Lift out each line of the data that holds "rest".

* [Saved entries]
※ ※ ※

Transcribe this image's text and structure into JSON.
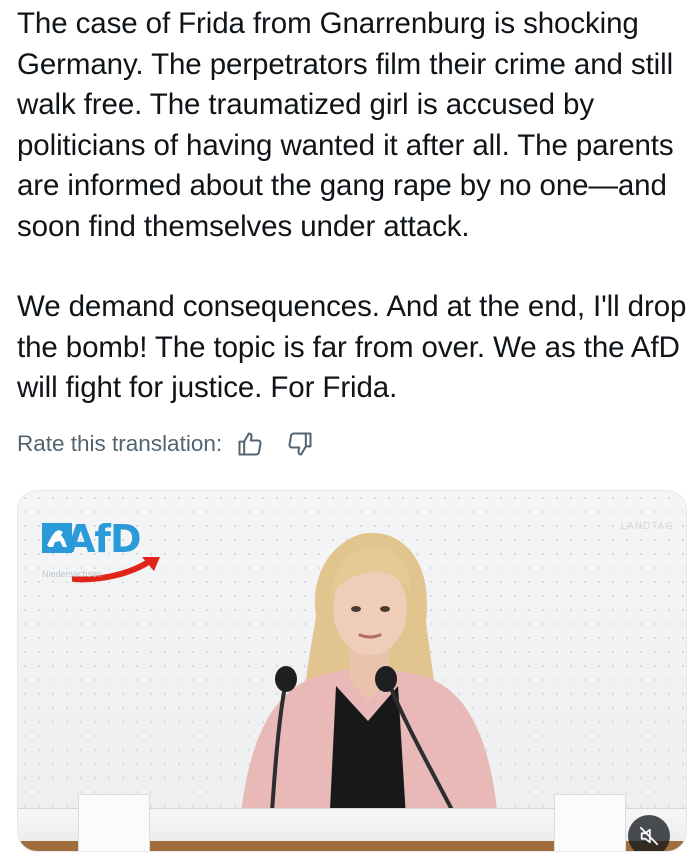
{
  "post": {
    "paragraphs": [
      "The case of Frida from Gnarrenburg is shocking Germany. The perpetrators film their crime and still walk free. The traumatized girl is accused by politicians of having wanted it after all. The parents are informed about the gang rape by no one—and soon find themselves under attack.",
      "We demand consequences. And at the end, I'll drop the bomb! The topic is far from over. We as the AfD will fight for justice. For Frida."
    ]
  },
  "translation": {
    "rate_label": "Rate this translation:",
    "thumbs_up_icon": "thumbs-up-icon",
    "thumbs_down_icon": "thumbs-down-icon"
  },
  "media": {
    "logo_text": "AfD",
    "logo_subtext": "Niedersachsen",
    "watermark": "LANDTAG",
    "mute_icon": "speaker-muted-icon",
    "colors": {
      "logo_blue": "#2b9ad8",
      "logo_arrow_red": "#e2231a",
      "jacket_pink": "#e8b9b7"
    }
  },
  "colors": {
    "text": "#0f1419",
    "secondary_text": "#536471"
  }
}
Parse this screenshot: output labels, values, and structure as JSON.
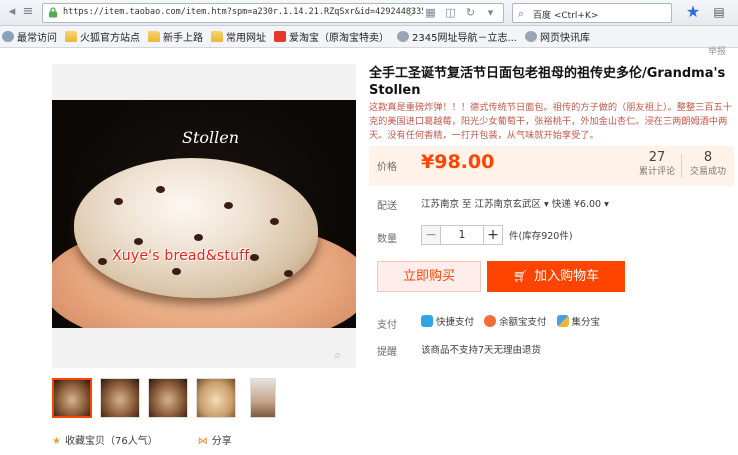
{
  "browser": {
    "url": "https://item.taobao.com/item.htm?spm=a230r.1.14.21.RZqSxr&id=42924483354&ns=1",
    "search_engine": "百度 <Ctrl+K>",
    "bookmarks": [
      {
        "label": "最常访问",
        "icon": "gear-icon"
      },
      {
        "label": "火狐官方站点",
        "icon": "folder-icon"
      },
      {
        "label": "新手上路",
        "icon": "folder-icon"
      },
      {
        "label": "常用网址",
        "icon": "folder-icon"
      },
      {
        "label": "爱淘宝（原淘宝特卖）",
        "icon": "taobao-icon"
      },
      {
        "label": "2345网址导航－立志...",
        "icon": "globe-icon"
      },
      {
        "label": "网页快讯库",
        "icon": "globe-icon"
      }
    ]
  },
  "page": {
    "corner_text": "举报",
    "gallery": {
      "photo_label": "Stollen",
      "watermark": "Xuye's bread&stuff"
    },
    "actions": {
      "favorite": "收藏宝贝（76人气）",
      "share": "分享"
    },
    "product": {
      "title": "全手工圣诞节复活节日面包老祖母的祖传史多伦/Grandma's Stollen",
      "description": "这款真是重磅炸弹！！！德式传统节日面包。祖传的方子做的（朋友祖上）。整整三百五十克的美国进口葛越莓，阳光少女葡萄干，张裕桃干，外加金山杏仁。浸在三两朗姆酒中两天。没有任何香精，一打开包装，从气味就开始享受了。",
      "price_label": "价格",
      "price": "¥98.00",
      "reviews_count": "27",
      "reviews_label": "累计评论",
      "sales_count": "8",
      "sales_label": "交易成功",
      "delivery_label": "配送",
      "delivery_text": "江苏南京 至 江苏南京玄武区 ▾   快递 ¥6.00 ▾",
      "qty_label": "数量",
      "qty_value": "1",
      "stock": "件(库存920件)",
      "buy_now": "立即购买",
      "add_cart": "加入购物车",
      "pay_label": "支付",
      "pay_methods": [
        "快捷支付",
        "余额宝支付",
        "集分宝"
      ],
      "remind_label": "提醒",
      "remind_text": "该商品不支持7天无理由退货"
    }
  },
  "colors": {
    "accent": "#ff4400",
    "price_bg": "#fff2e8"
  }
}
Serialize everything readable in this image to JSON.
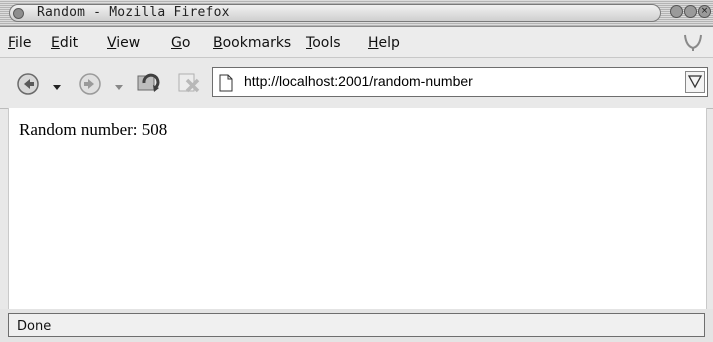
{
  "window": {
    "title": "Random - Mozilla Firefox"
  },
  "menu": {
    "items": [
      {
        "mnemonic": "F",
        "rest": "ile"
      },
      {
        "mnemonic": "E",
        "rest": "dit"
      },
      {
        "mnemonic": "V",
        "rest": "iew"
      },
      {
        "mnemonic": "G",
        "rest": "o"
      },
      {
        "mnemonic": "B",
        "rest": "ookmarks"
      },
      {
        "mnemonic": "T",
        "rest": "ools"
      },
      {
        "mnemonic": "H",
        "rest": "elp"
      }
    ]
  },
  "toolbar": {
    "icons": [
      "back-icon",
      "forward-icon",
      "reload-icon",
      "stop-icon"
    ]
  },
  "address": {
    "url": "http://localhost:2001/random-number"
  },
  "page": {
    "label": "Random number:",
    "value": "508"
  },
  "status": {
    "text": "Done"
  }
}
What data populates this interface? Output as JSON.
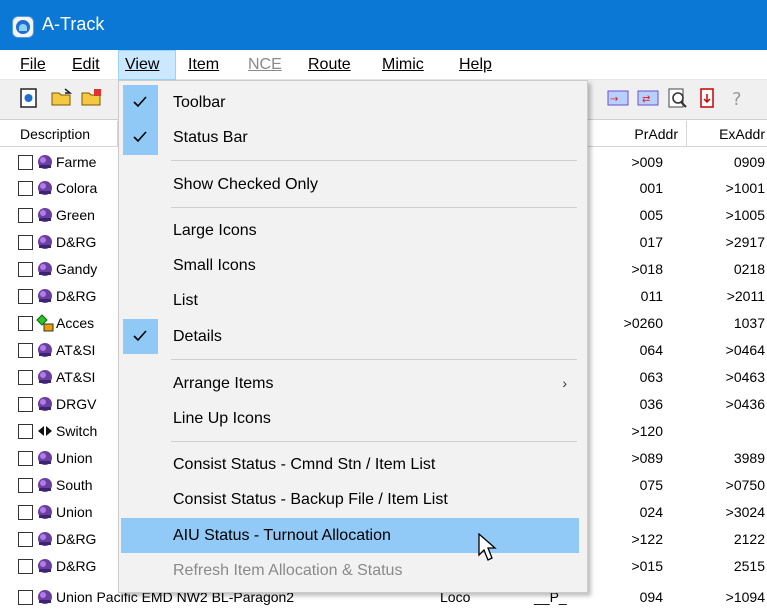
{
  "window": {
    "title": "A-Track"
  },
  "menu": {
    "file": "File",
    "edit": "Edit",
    "view": "View",
    "item": "Item",
    "nce": "NCE",
    "route": "Route",
    "mimic": "Mimic",
    "help": "Help"
  },
  "columns": {
    "description": "Description",
    "praddr": "PrAddr",
    "exaddr": "ExAddr"
  },
  "view_menu": [
    {
      "label": "Toolbar",
      "checked": true
    },
    {
      "label": "Status Bar",
      "checked": true
    },
    {
      "label": "Show Checked Only",
      "checked": false
    },
    {
      "label": "Large Icons",
      "checked": false
    },
    {
      "label": "Small Icons",
      "checked": false
    },
    {
      "label": "List",
      "checked": false
    },
    {
      "label": "Details",
      "checked": true
    },
    {
      "label": "Arrange Items",
      "submenu": true
    },
    {
      "label": "Line Up Icons"
    },
    {
      "label": "Consist Status - Cmnd Stn / Item List"
    },
    {
      "label": "Consist Status - Backup File / Item List"
    },
    {
      "label": "AIU Status - Turnout Allocation",
      "highlighted": true
    },
    {
      "label": "Refresh Item Allocation & Status",
      "disabled": true
    }
  ],
  "rows": [
    {
      "desc": "Farme",
      "pr": ">009",
      "ex": "0909",
      "icon": "locomotive-icon"
    },
    {
      "desc": "Colora",
      "pr": "001",
      "ex": ">1001",
      "icon": "locomotive-icon"
    },
    {
      "desc": "Green",
      "pr": "005",
      "ex": ">1005",
      "icon": "locomotive-icon"
    },
    {
      "desc": "D&RG",
      "pr": "017",
      "ex": ">2917",
      "icon": "locomotive-icon"
    },
    {
      "desc": "Gandy",
      "pr": ">018",
      "ex": "0218",
      "icon": "locomotive-icon"
    },
    {
      "desc": "D&RG",
      "pr": "011",
      "ex": ">2011",
      "icon": "locomotive-icon"
    },
    {
      "desc": "Acces",
      "pr": ">0260",
      "ex": "1037",
      "icon": "accessory-icon"
    },
    {
      "desc": "AT&SI",
      "pr": "064",
      "ex": ">0464",
      "icon": "locomotive-icon"
    },
    {
      "desc": "AT&SI",
      "pr": "063",
      "ex": ">0463",
      "icon": "locomotive-icon"
    },
    {
      "desc": "DRGV",
      "pr": "036",
      "ex": ">0436",
      "icon": "locomotive-icon"
    },
    {
      "desc": "Switch",
      "pr": ">120",
      "ex": "",
      "icon": "switch-icon"
    },
    {
      "desc": "Union",
      "pr": ">089",
      "ex": "3989",
      "icon": "locomotive-icon"
    },
    {
      "desc": "South",
      "pr": "075",
      "ex": ">0750",
      "icon": "locomotive-icon"
    },
    {
      "desc": "Union",
      "pr": "024",
      "ex": ">3024",
      "icon": "locomotive-icon"
    },
    {
      "desc": "D&RG",
      "pr": ">122",
      "ex": "2122",
      "icon": "locomotive-icon"
    },
    {
      "desc": "D&RG",
      "pr": ">015",
      "ex": "2515",
      "icon": "locomotive-icon"
    },
    {
      "desc": "Union Pacific EMD NW2 BL-Paragon2",
      "type": "Loco",
      "flags": "__P_",
      "pr": "094",
      "ex": ">1094",
      "icon": "locomotive-icon"
    }
  ],
  "colors": {
    "title_bar": "#0a78d4",
    "menu_highlight": "#91c9f7",
    "check_bg": "#90c8f6"
  }
}
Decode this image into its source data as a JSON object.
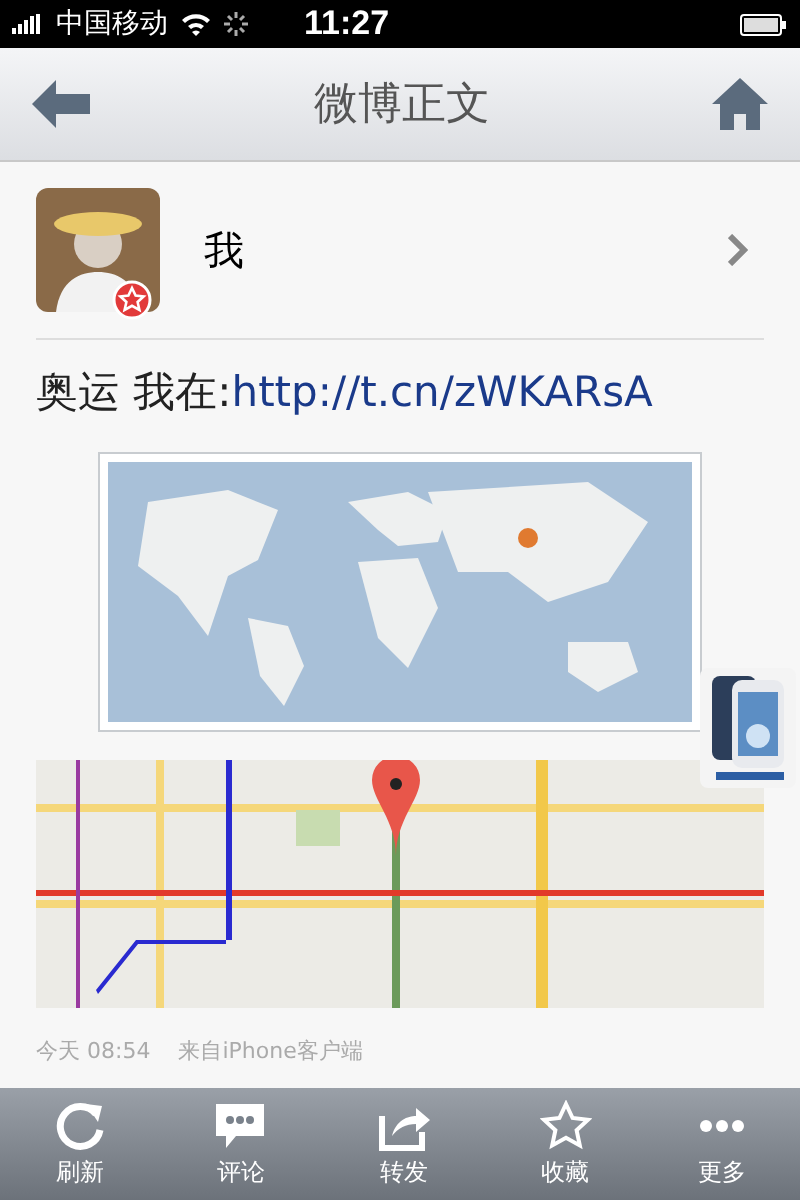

※ ※ ※

* [Written solution]
        "rest": "ile"
        "rest": "dit"
        "rest": "iew"
        "rest": "o"
        "rest": "ookmarks"
        "rest": "ools"
        "rest": "elp"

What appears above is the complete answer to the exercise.